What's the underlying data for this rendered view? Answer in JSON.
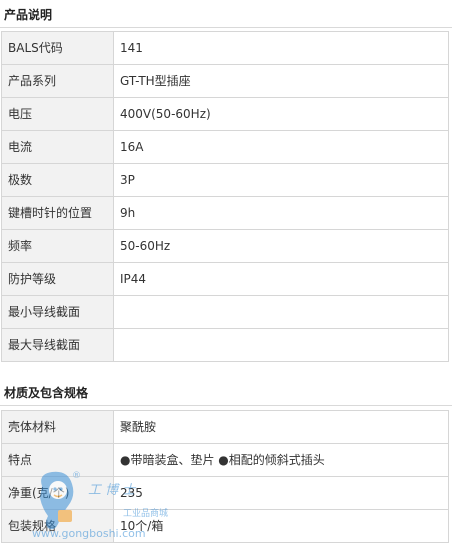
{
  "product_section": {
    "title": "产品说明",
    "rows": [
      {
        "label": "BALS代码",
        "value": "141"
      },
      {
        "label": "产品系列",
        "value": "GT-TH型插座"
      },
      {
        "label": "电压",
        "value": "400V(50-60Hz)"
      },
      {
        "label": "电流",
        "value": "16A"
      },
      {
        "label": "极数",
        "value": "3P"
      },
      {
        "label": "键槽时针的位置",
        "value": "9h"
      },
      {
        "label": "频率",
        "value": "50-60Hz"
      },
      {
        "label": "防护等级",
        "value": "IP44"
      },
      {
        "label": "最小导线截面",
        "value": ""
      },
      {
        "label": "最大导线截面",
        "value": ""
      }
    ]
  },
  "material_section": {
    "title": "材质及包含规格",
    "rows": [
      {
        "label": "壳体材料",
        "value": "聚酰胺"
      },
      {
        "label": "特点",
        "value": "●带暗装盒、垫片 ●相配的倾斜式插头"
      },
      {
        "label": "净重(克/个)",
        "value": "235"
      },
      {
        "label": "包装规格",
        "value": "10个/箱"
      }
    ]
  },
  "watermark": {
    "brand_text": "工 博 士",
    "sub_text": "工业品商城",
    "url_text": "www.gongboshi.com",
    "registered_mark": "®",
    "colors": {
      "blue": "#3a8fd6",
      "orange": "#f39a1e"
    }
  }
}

=-=-=-=-=

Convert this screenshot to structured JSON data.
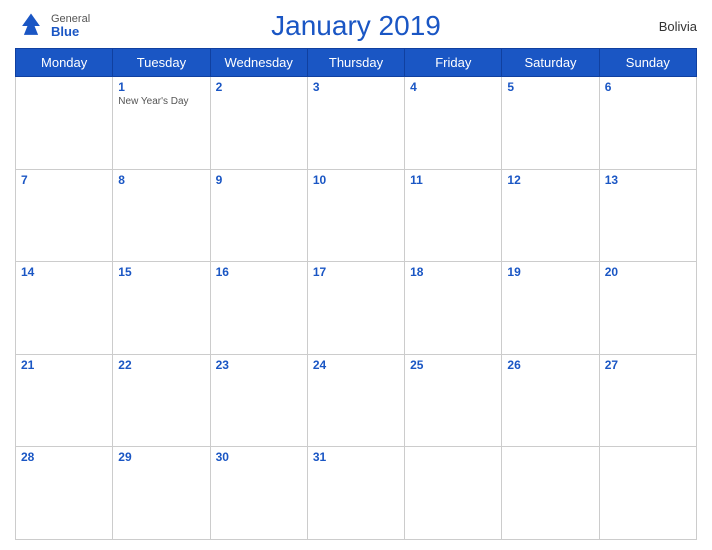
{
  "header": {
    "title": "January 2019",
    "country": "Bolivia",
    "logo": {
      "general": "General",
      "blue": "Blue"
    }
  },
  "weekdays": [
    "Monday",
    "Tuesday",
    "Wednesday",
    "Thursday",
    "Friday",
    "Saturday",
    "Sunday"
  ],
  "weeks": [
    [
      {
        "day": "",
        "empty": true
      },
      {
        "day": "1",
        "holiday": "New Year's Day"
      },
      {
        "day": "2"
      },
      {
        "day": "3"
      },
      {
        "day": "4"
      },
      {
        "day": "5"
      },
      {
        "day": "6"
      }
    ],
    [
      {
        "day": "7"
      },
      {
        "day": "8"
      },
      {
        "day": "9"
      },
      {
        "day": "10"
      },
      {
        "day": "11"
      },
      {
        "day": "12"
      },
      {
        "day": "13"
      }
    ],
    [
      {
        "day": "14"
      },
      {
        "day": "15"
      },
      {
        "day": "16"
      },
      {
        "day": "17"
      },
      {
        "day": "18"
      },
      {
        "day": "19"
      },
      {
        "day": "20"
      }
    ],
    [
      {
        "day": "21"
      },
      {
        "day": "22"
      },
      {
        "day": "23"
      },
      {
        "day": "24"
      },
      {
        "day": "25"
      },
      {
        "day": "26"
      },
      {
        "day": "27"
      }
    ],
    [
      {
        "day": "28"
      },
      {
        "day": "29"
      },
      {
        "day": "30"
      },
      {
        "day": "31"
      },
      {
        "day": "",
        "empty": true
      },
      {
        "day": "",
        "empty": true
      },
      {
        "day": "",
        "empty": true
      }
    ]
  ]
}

=-=-=-=-=

**SET PROBLEM:** Write out every line of the entries that holds the word "JSON".

**OUTPUT FOR THIS EXERCISE:**
What's the underlying data for this rendered view? Answer in JSON.
Convert this screenshot to structured JSON data.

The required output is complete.